EXERCISE GOAL: Copy the records word for word, from their first line through the line containing "chart-caption: gráfico (6)", including that line.

Region boundary data

══════

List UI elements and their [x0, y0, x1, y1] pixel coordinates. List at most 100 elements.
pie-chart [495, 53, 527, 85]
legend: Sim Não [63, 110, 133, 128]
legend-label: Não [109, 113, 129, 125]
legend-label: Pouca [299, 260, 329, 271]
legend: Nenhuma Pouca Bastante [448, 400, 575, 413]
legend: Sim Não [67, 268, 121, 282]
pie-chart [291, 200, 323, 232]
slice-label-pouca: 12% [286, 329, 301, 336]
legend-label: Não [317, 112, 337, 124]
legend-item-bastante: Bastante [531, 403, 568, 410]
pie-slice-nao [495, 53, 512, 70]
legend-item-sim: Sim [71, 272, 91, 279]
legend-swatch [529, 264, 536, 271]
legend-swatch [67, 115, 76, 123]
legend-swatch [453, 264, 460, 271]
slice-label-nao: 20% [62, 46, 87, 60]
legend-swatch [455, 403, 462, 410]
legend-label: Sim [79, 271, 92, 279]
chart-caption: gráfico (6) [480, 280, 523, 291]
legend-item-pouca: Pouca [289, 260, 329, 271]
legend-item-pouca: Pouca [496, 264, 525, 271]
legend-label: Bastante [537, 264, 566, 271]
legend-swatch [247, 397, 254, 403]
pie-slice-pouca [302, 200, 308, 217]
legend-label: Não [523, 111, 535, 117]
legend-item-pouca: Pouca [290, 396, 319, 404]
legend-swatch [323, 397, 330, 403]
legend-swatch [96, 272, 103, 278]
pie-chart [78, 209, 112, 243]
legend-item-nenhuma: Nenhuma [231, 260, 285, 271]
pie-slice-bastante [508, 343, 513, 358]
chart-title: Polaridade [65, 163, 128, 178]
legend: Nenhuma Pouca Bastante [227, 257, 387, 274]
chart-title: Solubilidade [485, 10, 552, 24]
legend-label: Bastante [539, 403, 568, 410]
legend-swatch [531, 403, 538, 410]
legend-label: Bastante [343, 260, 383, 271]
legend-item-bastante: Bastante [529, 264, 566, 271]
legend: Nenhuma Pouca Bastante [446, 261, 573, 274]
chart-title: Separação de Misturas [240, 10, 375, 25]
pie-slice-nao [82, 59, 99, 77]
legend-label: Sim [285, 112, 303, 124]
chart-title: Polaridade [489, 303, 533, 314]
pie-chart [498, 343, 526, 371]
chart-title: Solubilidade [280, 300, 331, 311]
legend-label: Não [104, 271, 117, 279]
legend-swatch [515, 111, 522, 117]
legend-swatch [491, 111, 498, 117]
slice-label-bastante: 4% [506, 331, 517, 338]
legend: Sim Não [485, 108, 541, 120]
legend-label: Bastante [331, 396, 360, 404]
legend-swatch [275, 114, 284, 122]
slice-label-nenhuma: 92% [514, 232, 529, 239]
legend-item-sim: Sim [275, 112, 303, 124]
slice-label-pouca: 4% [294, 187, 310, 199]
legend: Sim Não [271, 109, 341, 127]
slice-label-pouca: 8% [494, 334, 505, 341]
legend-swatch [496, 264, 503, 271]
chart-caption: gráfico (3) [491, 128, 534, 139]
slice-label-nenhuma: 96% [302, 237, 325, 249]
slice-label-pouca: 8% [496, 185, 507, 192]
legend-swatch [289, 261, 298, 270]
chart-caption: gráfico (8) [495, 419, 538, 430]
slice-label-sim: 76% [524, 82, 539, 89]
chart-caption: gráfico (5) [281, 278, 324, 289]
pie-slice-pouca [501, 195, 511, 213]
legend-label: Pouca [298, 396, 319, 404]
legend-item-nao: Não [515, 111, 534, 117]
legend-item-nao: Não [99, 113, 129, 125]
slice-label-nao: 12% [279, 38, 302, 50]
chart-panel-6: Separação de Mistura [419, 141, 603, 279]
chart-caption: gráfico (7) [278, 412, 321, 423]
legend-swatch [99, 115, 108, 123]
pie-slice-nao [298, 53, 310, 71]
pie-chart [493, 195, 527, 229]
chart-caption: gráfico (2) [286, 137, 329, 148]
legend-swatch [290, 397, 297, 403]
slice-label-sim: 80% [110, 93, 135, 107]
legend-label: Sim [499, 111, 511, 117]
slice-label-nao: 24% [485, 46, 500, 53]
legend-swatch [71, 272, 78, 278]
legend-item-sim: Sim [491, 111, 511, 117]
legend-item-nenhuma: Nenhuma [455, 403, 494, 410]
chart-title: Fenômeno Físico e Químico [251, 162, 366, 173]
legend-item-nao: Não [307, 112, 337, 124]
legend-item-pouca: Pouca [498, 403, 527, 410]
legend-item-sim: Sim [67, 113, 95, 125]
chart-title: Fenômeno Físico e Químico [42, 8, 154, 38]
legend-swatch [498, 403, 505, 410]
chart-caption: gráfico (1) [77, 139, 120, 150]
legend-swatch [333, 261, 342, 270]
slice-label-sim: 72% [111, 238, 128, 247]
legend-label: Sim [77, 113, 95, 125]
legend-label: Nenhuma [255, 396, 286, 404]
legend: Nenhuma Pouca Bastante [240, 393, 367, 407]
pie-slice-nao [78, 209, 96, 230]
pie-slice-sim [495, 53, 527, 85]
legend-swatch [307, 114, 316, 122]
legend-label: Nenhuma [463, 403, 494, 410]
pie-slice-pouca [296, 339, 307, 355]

══════

EXERCISE RESULT:
List UI elements and their [x0, y0, x1, y1] pixel coordinates. List at most 100 elements.
pie-chart [495, 53, 527, 85]
legend: Sim Não [63, 110, 133, 128]
legend-label: Não [109, 113, 129, 125]
legend-label: Pouca [299, 260, 329, 271]
legend: Nenhuma Pouca Bastante [448, 400, 575, 413]
legend: Sim Não [67, 268, 121, 282]
pie-chart [291, 200, 323, 232]
slice-label-pouca: 12% [286, 329, 301, 336]
legend-label: Não [317, 112, 337, 124]
legend-item-bastante: Bastante [531, 403, 568, 410]
pie-slice-nao [495, 53, 512, 70]
legend-item-sim: Sim [71, 272, 91, 279]
legend-swatch [529, 264, 536, 271]
legend-swatch [67, 115, 76, 123]
legend-swatch [453, 264, 460, 271]
slice-label-nao: 20% [62, 46, 87, 60]
legend-swatch [455, 403, 462, 410]
legend-label: Sim [79, 271, 92, 279]
chart-caption: gráfico (6) [480, 280, 523, 291]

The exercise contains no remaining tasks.